#### [Exercise directions]
In this exercise, return the whole listing exactly, excluding any images.

#### [Task data]
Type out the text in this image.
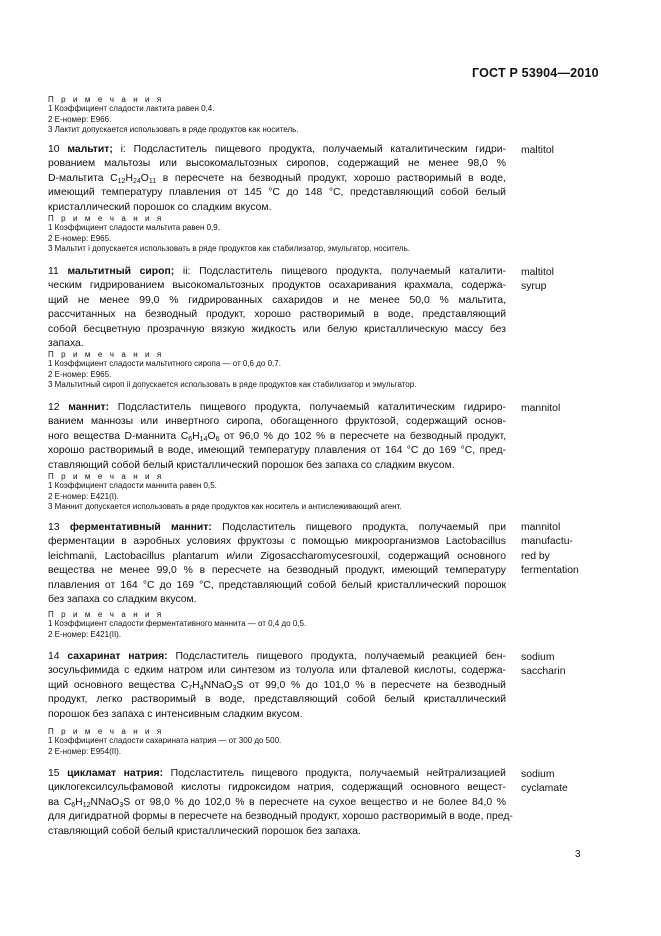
ГОСТ Р 53904—2010
П р и м е ч а н и я
1 Коэффициент сладости лактита равен 0,4.
2 Е-номер: Е966.
3 Лактит допускается использовать в ряде продуктов как носитель.
10 мальтит; i: Подсластитель пищевого продукта, получаемый каталитическим гидри-
рованием мальтозы или высокомальтозных сиропов, содержащий не менее 98,0 %
D-мальтита $C_{12}H_{24}O_{11}$ в пересчете на безводный продукт, хорошо растворимый в воде,
имеющий температуру плавления от 145 °С до 148 °С, представляющий собой белый
кристаллический порошок со сладким вкусом.
maltitol
П р и м е ч а н и я
1 Коэффициент сладости мальтита равен 0,9.
2 Е-номер: Е965.
3 Мальтит i допускается использовать в ряде продуктов как стабилизатор, эмульгатор, носитель.
11 мальтитный сироп; ii: Подсластитель пищевого продукта, получаемый каталити-
ческим гидрированием высокомальтозных продуктов осахаривания крахмала, содержа-
щий не менее 99,0 % гидрированных сахаридов и не менее 50,0 % мальтита,
рассчитанных на безводный продукт, хорошо растворимый в воде, представляющий
собой бесцветную прозрачную вязкую жидкость или белую кристаллическую массу без
запаха.
maltitol
syrup
П р и м е ч а н и я
1 Коэффициент сладости мальтитного сиропа — от 0,6 до 0,7.
2 Е-номер: Е965.
3 Мальтитный сироп ii допускается использовать в ряде продуктов как стабилизатор и эмульгатор.
12 маннит: Подсластитель пищевого продукта, получаемый каталитическим гидриро-
ванием маннозы или инвертного сиропа, обогащенного фруктозой, содержащий основ-
ного вещества D-маннита $C_6H_{14}O_6$ от 96,0 % до 102 % в пересчете на безводный продукт,
хорошо растворимый в воде, имеющий температуру плавления от 164 °С до 169 °С, пред-
ставляющий собой белый кристаллический порошок без запаха со сладким вкусом.
mannitol
П р и м е ч а н и я
1 Коэффициент сладости маннита равен 0,5.
2 Е-номер: Е421(I).
3 Маннит допускается использовать в ряде продуктов как носитель и антислеживающий агент.
13 ферментативный маннит: Подсластитель пищевого продукта, получаемый при
ферментации в аэробных условиях фруктозы с помощью микроорганизмов Lactobacillus
leichmanii, Lactobacillus plantarum и/или Zigosaccharomycesrouxil, содержащий основного
вещества не менее 99,0 % в пересчете на безводный продукт, имеющий температуру
плавления от 164 °С до 169 °С, представляющий собой белый кристаллический порошок
без запаха со сладким вкусом.
mannitol
manufactu-
red by
fermentation
П р и м е ч а н и я
1 Коэффициент сладости ферментативного маннита — от 0,4 до 0,5.
2 Е-номер: Е421(II).
14 сахаринат натрия: Подсластитель пищевого продукта, получаемый реакцией бен-
зосульфимида с едким натром или синтезом из толуола или фталевой кислоты, содержа-
щий основного вещества $C_7H_4NNaO_3S$ от 99,0 % до 101,0 % в пересчете на безводный
продукт, легко растворимый в воде, представляющий собой белый кристаллический
порошок без запаха с интенсивным сладким вкусом.
sodium
saccharin
П р и м е ч а н и я
1 Коэффициент сладости сахарината натрия — от 300 до 500.
2 Е-номер: Е954(II).
15 цикламат натрия: Подсластитель пищевого продукта, получаемый нейтрализацией
циклогексилсульфамовой кислоты гидроксидом натрия, содержащий основного вещест-
ва $C_6H_{12}NNaO_3S$ от 98,0 % до 102,0 % в пересчете на сухое вещество и не более 84,0 %
для дигидратной формы в пересчете на безводный продукт, хорошо растворимый в воде, пред-
ставляющий собой белый кристаллический порошок без запаха.
sodium
cyclamate
3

#### [Written reply]
Type out the text in this image.
ГОСТ Р 53904—2010
П р и м е ч а н и я
1 Коэффициент сладости лактита равен 0,4.
2 Е-номер: Е966.
3 Лактит допускается использовать в ряде продуктов как носитель.
10 мальтит; i: Подсластитель пищевого продукта, получаемый каталитическим гидри-
рованием мальтозы или высокомальтозных сиропов, содержащий не менее 98,0 %
D-мальтита $C_{12}H_{24}O_{11}$ в пересчете на безводный продукт, хорошо растворимый в воде,
имеющий температуру плавления от 145 °С до 148 °С, представляющий собой белый
кристаллический порошок со сладким вкусом.
maltitol
П р и м е ч а н и я
1 Коэффициент сладости мальтита равен 0,9.
2 Е-номер: Е965.
3 Мальтит i допускается использовать в ряде продуктов как стабилизатор, эмульгатор, носитель.
11 мальтитный сироп; ii: Подсластитель пищевого продукта, получаемый каталити-
ческим гидрированием высокомальтозных продуктов осахаривания крахмала, содержа-
щий не менее 99,0 % гидрированных сахаридов и не менее 50,0 % мальтита,
рассчитанных на безводный продукт, хорошо растворимый в воде, представляющий
собой бесцветную прозрачную вязкую жидкость или белую кристаллическую массу без
запаха.
maltitol
syrup
П р и м е ч а н и я
1 Коэффициент сладости мальтитного сиропа — от 0,6 до 0,7.
2 Е-номер: Е965.
3 Мальтитный сироп ii допускается использовать в ряде продуктов как стабилизатор и эмульгатор.
12 маннит: Подсластитель пищевого продукта, получаемый каталитическим гидриро-
ванием маннозы или инвертного сиропа, обогащенного фруктозой, содержащий основ-
ного вещества D-маннита $C_6H_{14}O_6$ от 96,0 % до 102 % в пересчете на безводный продукт,
хорошо растворимый в воде, имеющий температуру плавления от 164 °С до 169 °С, пред-
ставляющий собой белый кристаллический порошок без запаха со сладким вкусом.
mannitol
П р и м е ч а н и я
1 Коэффициент сладости маннита равен 0,5.
2 Е-номер: Е421(I).
3 Маннит допускается использовать в ряде продуктов как носитель и антислеживающий агент.
13 ферментативный маннит: Подсластитель пищевого продукта, получаемый при
ферментации в аэробных условиях фруктозы с помощью микроорганизмов Lactobacillus
leichmanii, Lactobacillus plantarum и/или Zigosaccharomycesrouxil, содержащий основного
вещества не менее 99,0 % в пересчете на безводный продукт, имеющий температуру
плавления от 164 °С до 169 °С, представляющий собой белый кристаллический порошок
без запаха со сладким вкусом.
mannitol
manufactu-
red by
fermentation
П р и м е ч а н и я
1 Коэффициент сладости ферментативного маннита — от 0,4 до 0,5.
2 Е-номер: Е421(II).
14 сахаринат натрия: Подсластитель пищевого продукта, получаемый реакцией бен-
зосульфимида с едким натром или синтезом из толуола или фталевой кислоты, содержа-
щий основного вещества $C_7H_4NNaO_3S$ от 99,0 % до 101,0 % в пересчете на безводный
продукт, легко растворимый в воде, представляющий собой белый кристаллический
порошок без запаха с интенсивным сладким вкусом.
sodium
saccharin
П р и м е ч а н и я
1 Коэффициент сладости сахарината натрия — от 300 до 500.
2 Е-номер: Е954(II).
15 цикламат натрия: Подсластитель пищевого продукта, получаемый нейтрализацией
циклогексилсульфамовой кислоты гидроксидом натрия, содержащий основного вещест-
ва $C_6H_{12}NNaO_3S$ от 98,0 % до 102,0 % в пересчете на сухое вещество и не более 84,0 %
для дигидратной формы в пересчете на безводный продукт, хорошо растворимый в воде, пред-
ставляющий собой белый кристаллический порошок без запаха.
sodium
cyclamate
3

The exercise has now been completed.